[Saved data entries]
* * *

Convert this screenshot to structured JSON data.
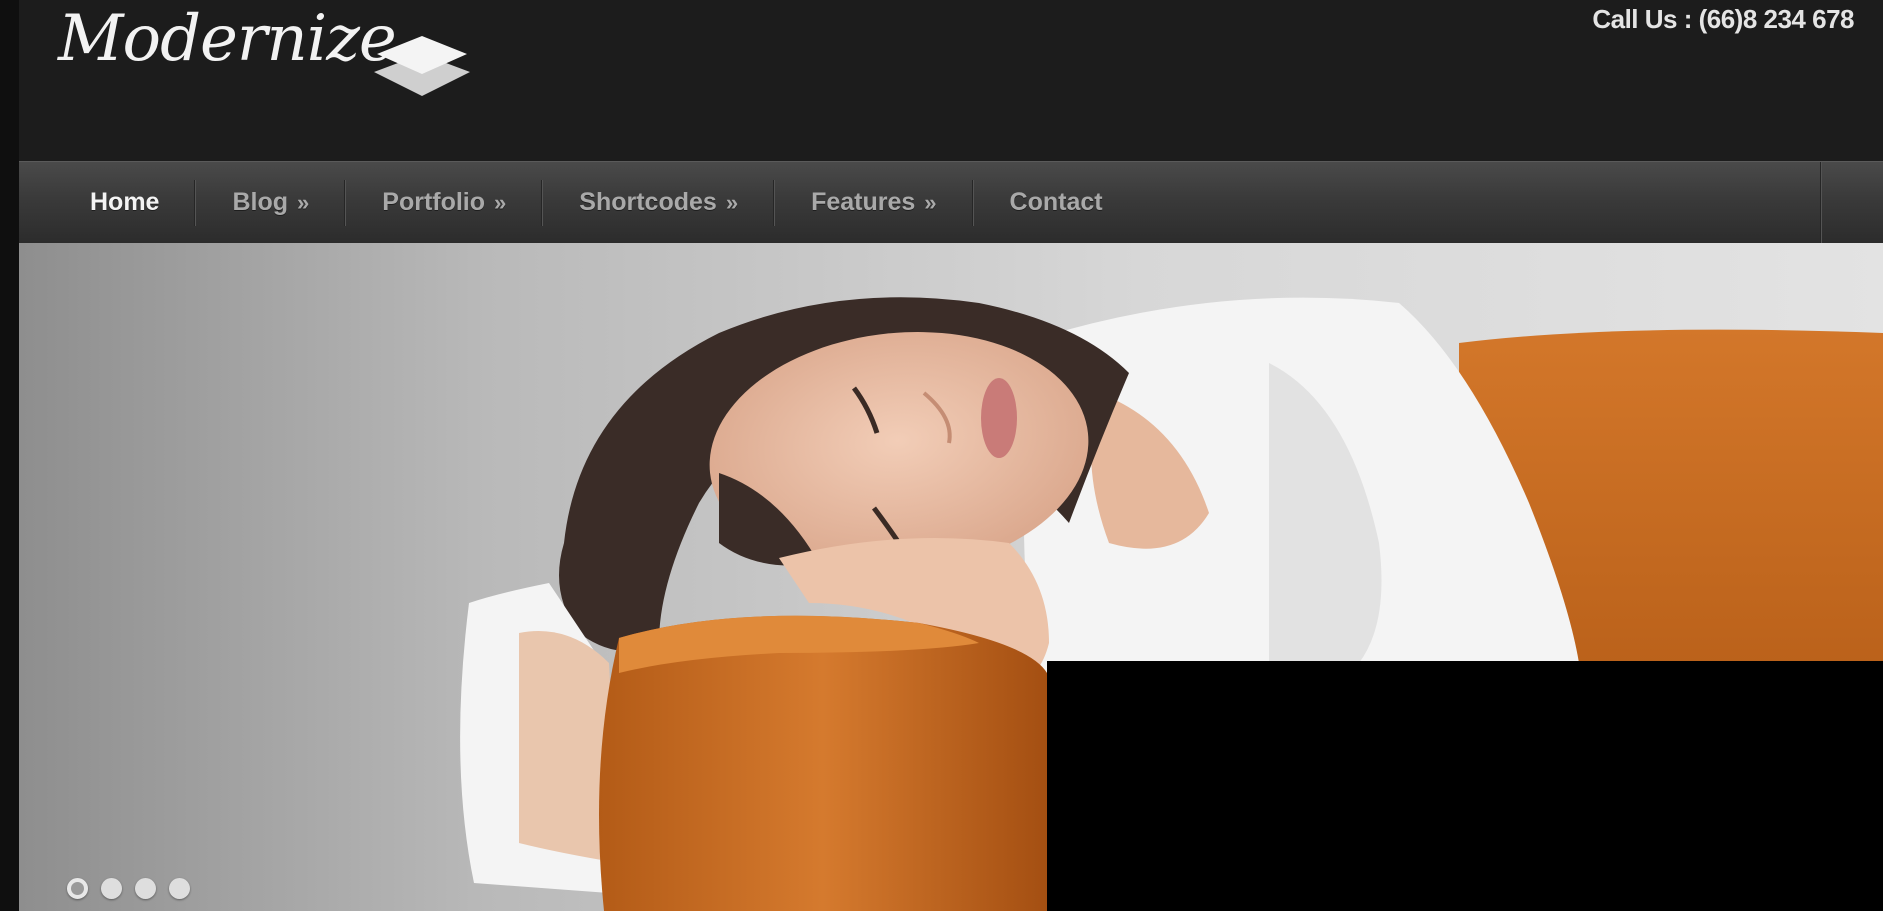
{
  "header": {
    "logo_text": "Modernize",
    "phone_text": "Call Us : (66)8 234 678"
  },
  "nav": {
    "items": [
      {
        "label": "Home",
        "arrow": "",
        "active": true
      },
      {
        "label": "Blog",
        "arrow": "»",
        "active": false
      },
      {
        "label": "Portfolio",
        "arrow": "»",
        "active": false
      },
      {
        "label": "Shortcodes",
        "arrow": "»",
        "active": false
      },
      {
        "label": "Features",
        "arrow": "»",
        "active": false
      },
      {
        "label": "Contact",
        "arrow": "",
        "active": false
      }
    ]
  },
  "slider": {
    "slide_count": 4,
    "active_slide": 1
  },
  "colors": {
    "header_bg": "#1c1c1c",
    "nav_text": "#a9a9a9",
    "nav_active_text": "#f4f4f4",
    "sofa_orange": "#c86c1e",
    "caption_box": "#000000"
  }
}
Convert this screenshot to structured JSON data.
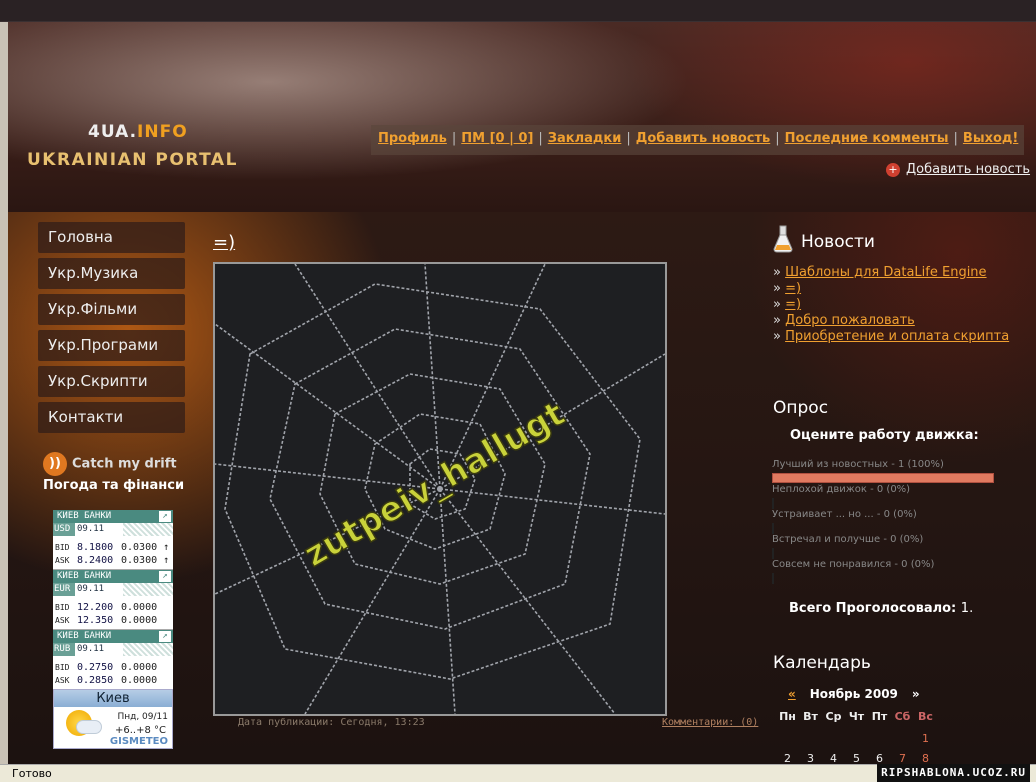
{
  "logo": {
    "part1": "4UA.",
    "part2": "INFO",
    "subtitle": "UKRAINIAN PORTAL"
  },
  "usernav": [
    {
      "label": "Профиль"
    },
    {
      "label": "ПМ [0 | 0]"
    },
    {
      "label": "Закладки"
    },
    {
      "label": "Добавить новость"
    },
    {
      "label": "Последние комменты"
    },
    {
      "label": "Выход!"
    }
  ],
  "add_news_link": "Добавить новость",
  "menu": [
    "Головна",
    "Укр.Музика",
    "Укр.Фільми",
    "Укр.Програми",
    "Укр.Скрипти",
    "Контакти"
  ],
  "rss_label": "Catch my drift",
  "weather_title": "Погода та фінанси",
  "rates": [
    {
      "head": "КИЕВ БАНКИ",
      "currency": "USD",
      "date": "09.11",
      "bid": "8.1800",
      "bid_change": "0.0300",
      "bid_arrow": "↑",
      "ask": "8.2400",
      "ask_change": "0.0300",
      "ask_arrow": "↑"
    },
    {
      "head": "КИЕВ БАНКИ",
      "currency": "EUR",
      "date": "09.11",
      "bid": "12.200",
      "bid_change": "0.0000",
      "bid_arrow": "",
      "ask": "12.350",
      "ask_change": "0.0000",
      "ask_arrow": ""
    },
    {
      "head": "КИЕВ БАНКИ",
      "currency": "RUB",
      "date": "09.11",
      "bid": "0.2750",
      "bid_change": "0.0000",
      "bid_arrow": "",
      "ask": "0.2850",
      "ask_change": "0.0000",
      "ask_arrow": ""
    }
  ],
  "rate_labels": {
    "bid": "BID",
    "ask": "ASK"
  },
  "gismeteo": {
    "city": "Киев",
    "date": "Пнд, 09/11",
    "temp": "+6..+8 °C",
    "brand": "GISMETEO"
  },
  "article": {
    "title": "=)",
    "image_text": "zutpeiv_hallugt",
    "meta": "Дата публикации: Сегодня, 13:23",
    "comments": "Комментарии: (0)"
  },
  "news": {
    "heading": "Новости",
    "items": [
      "Шаблоны для DataLife Engine",
      "=)",
      "=)",
      "Добро пожаловать",
      "Приобретение и оплата скрипта"
    ]
  },
  "poll": {
    "heading": "Опрос",
    "question": "Оцените работу движка:",
    "answers": [
      {
        "label": "Лучший из новостных - 1 (100%)",
        "percent": 100
      },
      {
        "label": "Неплохой движок - 0 (0%)",
        "percent": 0
      },
      {
        "label": "Устраивает ... но ... - 0 (0%)",
        "percent": 0
      },
      {
        "label": "Встречал и получше - 0 (0%)",
        "percent": 0
      },
      {
        "label": "Совсем не понравился - 0 (0%)",
        "percent": 0
      }
    ],
    "total_label": "Всего Проголосовало:",
    "total_value": "1."
  },
  "calendar": {
    "heading": "Календарь",
    "prev": "«",
    "month": "Ноябрь 2009",
    "next": "»",
    "weekdays": [
      "Пн",
      "Вт",
      "Ср",
      "Чт",
      "Пт",
      "Сб",
      "Вс"
    ],
    "rows": [
      [
        "",
        "",
        "",
        "",
        "",
        "",
        "1"
      ],
      [
        "2",
        "3",
        "4",
        "5",
        "6",
        "7",
        "8"
      ]
    ]
  },
  "status": "Готово",
  "watermark": "RIPSHABLONA.UCOZ.RU"
}
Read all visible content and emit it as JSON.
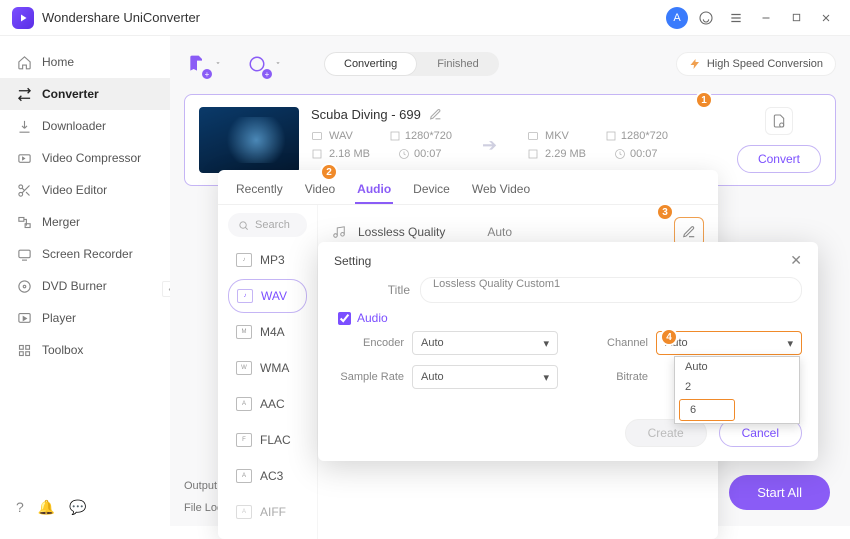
{
  "brand": "Wondershare UniConverter",
  "titlebar": {
    "avatar_initial": "A"
  },
  "sidebar": {
    "items": [
      {
        "label": "Home"
      },
      {
        "label": "Converter"
      },
      {
        "label": "Downloader"
      },
      {
        "label": "Video Compressor"
      },
      {
        "label": "Video Editor"
      },
      {
        "label": "Merger"
      },
      {
        "label": "Screen Recorder"
      },
      {
        "label": "DVD Burner"
      },
      {
        "label": "Player"
      },
      {
        "label": "Toolbox"
      }
    ]
  },
  "topbar": {
    "segment": {
      "converting": "Converting",
      "finished": "Finished"
    },
    "high_speed": "High Speed Conversion"
  },
  "card": {
    "title": "Scuba Diving - 699",
    "src": {
      "fmt": "WAV",
      "res": "1280*720",
      "size": "2.18 MB",
      "dur": "00:07"
    },
    "dst": {
      "fmt": "MKV",
      "res": "1280*720",
      "size": "2.29 MB",
      "dur": "00:07"
    },
    "convert_label": "Convert"
  },
  "format_panel": {
    "tabs": [
      "Recently",
      "Video",
      "Audio",
      "Device",
      "Web Video"
    ],
    "active_tab": "Audio",
    "search_placeholder": "Search",
    "formats": [
      "MP3",
      "WAV",
      "M4A",
      "WMA",
      "AAC",
      "FLAC",
      "AC3",
      "AIFF"
    ],
    "active_format": "WAV",
    "preset": {
      "name": "Lossless Quality",
      "value": "Auto"
    }
  },
  "settings": {
    "header": "Setting",
    "title_label": "Title",
    "title_value": "Lossless Quality Custom1",
    "audio_label": "Audio",
    "encoder_label": "Encoder",
    "encoder_value": "Auto",
    "sample_label": "Sample Rate",
    "sample_value": "Auto",
    "channel_label": "Channel",
    "channel_value": "Auto",
    "bitrate_label": "Bitrate",
    "channel_options": [
      "Auto",
      "2",
      "6"
    ],
    "create_label": "Create",
    "cancel_label": "Cancel"
  },
  "callouts": {
    "c1": "1",
    "c2": "2",
    "c3": "3",
    "c4": "4"
  },
  "bottom": {
    "output": "Output",
    "fileloc": "File Loc"
  },
  "start_all": "Start All"
}
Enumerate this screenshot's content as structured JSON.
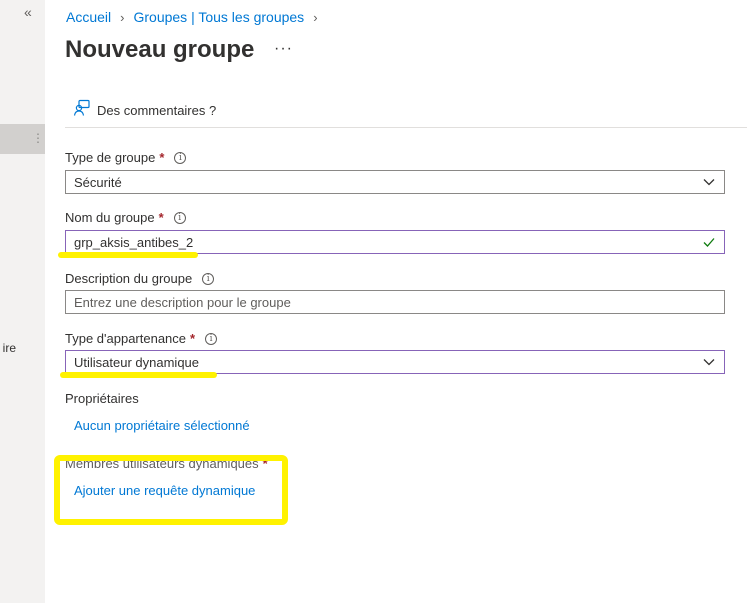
{
  "sidebar": {
    "collapse_glyph": "«",
    "grip_glyph": "⋮",
    "cut_label": "ire"
  },
  "breadcrumb": {
    "items": [
      "Accueil",
      "Groupes | Tous les groupes"
    ]
  },
  "page": {
    "title": "Nouveau groupe",
    "more_label": "···"
  },
  "feedback": {
    "label": "Des commentaires ?",
    "icon": "feedback-person-icon"
  },
  "form": {
    "group_type": {
      "label": "Type de groupe",
      "required": "*",
      "value": "Sécurité"
    },
    "group_name": {
      "label": "Nom du groupe",
      "required": "*",
      "value": "grp_aksis_antibes_2"
    },
    "description": {
      "label": "Description du groupe",
      "placeholder": "Entrez une description pour le groupe"
    },
    "membership_type": {
      "label": "Type d'appartenance",
      "required": "*",
      "value": "Utilisateur dynamique"
    },
    "owners": {
      "label": "Propriétaires",
      "link": "Aucun propriétaire sélectionné"
    },
    "dynamic_members": {
      "label": "Membres utilisateurs dynamiques",
      "required": "*",
      "link": "Ajouter une requête dynamique"
    }
  },
  "colors": {
    "accent": "#0078d4",
    "required": "#a4262c",
    "annotation": "#fff200",
    "active_border": "#8764b8",
    "valid": "#107c10"
  }
}
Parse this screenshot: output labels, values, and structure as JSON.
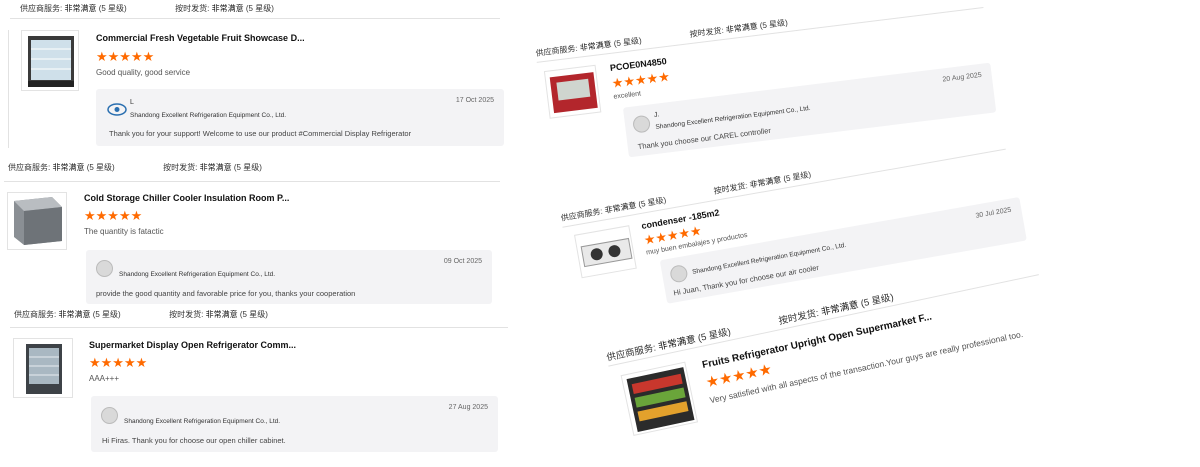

* * *

Make an exact copy of the lines of the records from the line containing "Enumerate this screenshot's" through the final line, both ends included, but not of the pictures.

Enumerate this screenshot's content as structured JSON.
{
  "sidebar": {
    "collapse_glyph": "«",
    "grip_glyph": "⋮",
    "cut_label": "ire"
  },
  "breadcrumb": {
    "items": [
      "Accueil",
      "Groupes | Tous les groupes"
    ]
  },
  "page": {
    "title": "Nouveau groupe",
    "more_label": "···"
  },
  "feedback": {
    "label": "Des commentaires ?",
    "icon": "feedback-person-icon"
  },
  "form": {
    "group_type": {
      "label": "Type de groupe",
      "required": "*",
      "value": "Sécurité"
    },
    "group_name": {
      "label": "Nom du groupe",
      "required": "*",
      "value": "grp_aksis_antibes_2"
    },
    "description": {
      "label": "Description du groupe",
      "placeholder": "Entrez une description pour le groupe"
    },
    "membership_type": {
      "label": "Type d'appartenance",
      "required": "*",
      "value": "Utilisateur dynamique"
    },
    "owners": {
      "label": "Propriétaires",
      "link": "Aucun propriétaire sélectionné"
    },
    "dynamic_members": {
      "label": "Membres utilisateurs dynamiques",
      "required": "*",
      "link": "Ajouter une requête dynamique"
    }
  },
  "colors": {
    "accent": "#0078d4",
    "required": "#a4262c",
    "annotation": "#fff200",
    "active_border": "#8764b8",
    "valid": "#107c10"
  }
}
Parse this screenshot: output labels, values, and structure as JSON.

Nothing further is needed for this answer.